__AIM OF THE EXERCISE__: Take the data that follows and retype it word for word.

__DATA PROVIDED__:
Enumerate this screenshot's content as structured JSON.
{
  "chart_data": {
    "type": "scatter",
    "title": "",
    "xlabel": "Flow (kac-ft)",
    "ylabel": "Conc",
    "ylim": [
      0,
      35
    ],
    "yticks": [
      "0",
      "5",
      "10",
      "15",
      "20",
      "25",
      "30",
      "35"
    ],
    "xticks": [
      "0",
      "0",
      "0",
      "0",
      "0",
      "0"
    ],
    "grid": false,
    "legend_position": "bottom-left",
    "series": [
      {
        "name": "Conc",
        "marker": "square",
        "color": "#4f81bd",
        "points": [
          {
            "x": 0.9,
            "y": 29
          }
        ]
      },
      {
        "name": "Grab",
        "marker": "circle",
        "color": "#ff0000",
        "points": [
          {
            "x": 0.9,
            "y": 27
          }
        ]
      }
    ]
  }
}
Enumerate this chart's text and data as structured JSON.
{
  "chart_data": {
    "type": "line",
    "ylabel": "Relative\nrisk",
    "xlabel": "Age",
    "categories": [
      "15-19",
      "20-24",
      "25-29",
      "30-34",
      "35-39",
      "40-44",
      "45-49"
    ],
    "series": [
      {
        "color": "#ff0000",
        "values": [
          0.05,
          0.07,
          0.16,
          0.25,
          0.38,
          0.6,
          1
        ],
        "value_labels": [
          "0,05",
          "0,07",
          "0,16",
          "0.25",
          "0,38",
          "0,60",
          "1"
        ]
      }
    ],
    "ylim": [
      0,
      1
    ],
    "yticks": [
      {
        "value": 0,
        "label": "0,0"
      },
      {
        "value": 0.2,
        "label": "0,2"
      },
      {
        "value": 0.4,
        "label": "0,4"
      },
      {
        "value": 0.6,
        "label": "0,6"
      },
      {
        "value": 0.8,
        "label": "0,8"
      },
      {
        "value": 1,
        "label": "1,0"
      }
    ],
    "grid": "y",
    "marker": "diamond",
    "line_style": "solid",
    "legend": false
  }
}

__COMPLETED TASK__:
Enumerate this screenshot's content as structured JSON.
{
  "chart_data": {
    "type": "scatter",
    "title": "",
    "xlabel": "Flow (kac-ft)",
    "ylabel": "Conc",
    "ylim": [
      0,
      35
    ],
    "yticks": [
      "0",
      "5",
      "10",
      "15",
      "20",
      "25",
      "30",
      "35"
    ],
    "xticks": [
      "0",
      "0",
      "0",
      "0",
      "0",
      "0"
    ],
    "grid": false,
    "legend_position": "bottom-left",
    "series": [
      {
        "name": "Conc",
        "marker": "square",
        "color": "#4f81bd",
        "points": [
          {
            "x": 0.9,
            "y": 29
          }
        ]
      },
      {
        "name": "Grab",
        "marker": "circle",
        "color": "#ff0000",
        "points": [
          {
            "x": 0.9,
            "y": 27
          }
        ]
      }
    ]
  }
}
Enumerate this chart's text and data as structured JSON.
{
  "chart_data": {
    "type": "line",
    "ylabel": "Relative\nrisk",
    "xlabel": "Age",
    "categories": [
      "15-19",
      "20-24",
      "25-29",
      "30-34",
      "35-39",
      "40-44",
      "45-49"
    ],
    "series": [
      {
        "color": "#ff0000",
        "values": [
          0.05,
          0.07,
          0.16,
          0.25,
          0.38,
          0.6,
          1
        ],
        "value_labels": [
          "0,05",
          "0,07",
          "0,16",
          "0.25",
          "0,38",
          "0,60",
          "1"
        ]
      }
    ],
    "ylim": [
      0,
      1
    ],
    "yticks": [
      {
        "value": 0,
        "label": "0,0"
      },
      {
        "value": 0.2,
        "label": "0,2"
      },
      {
        "value": 0.4,
        "label": "0,4"
      },
      {
        "value": 0.6,
        "label": "0,6"
      },
      {
        "value": 0.8,
        "label": "0,8"
      },
      {
        "value": 1,
        "label": "1,0"
      }
    ],
    "grid": "y",
    "marker": "diamond",
    "line_style": "solid",
    "legend": false
  }
}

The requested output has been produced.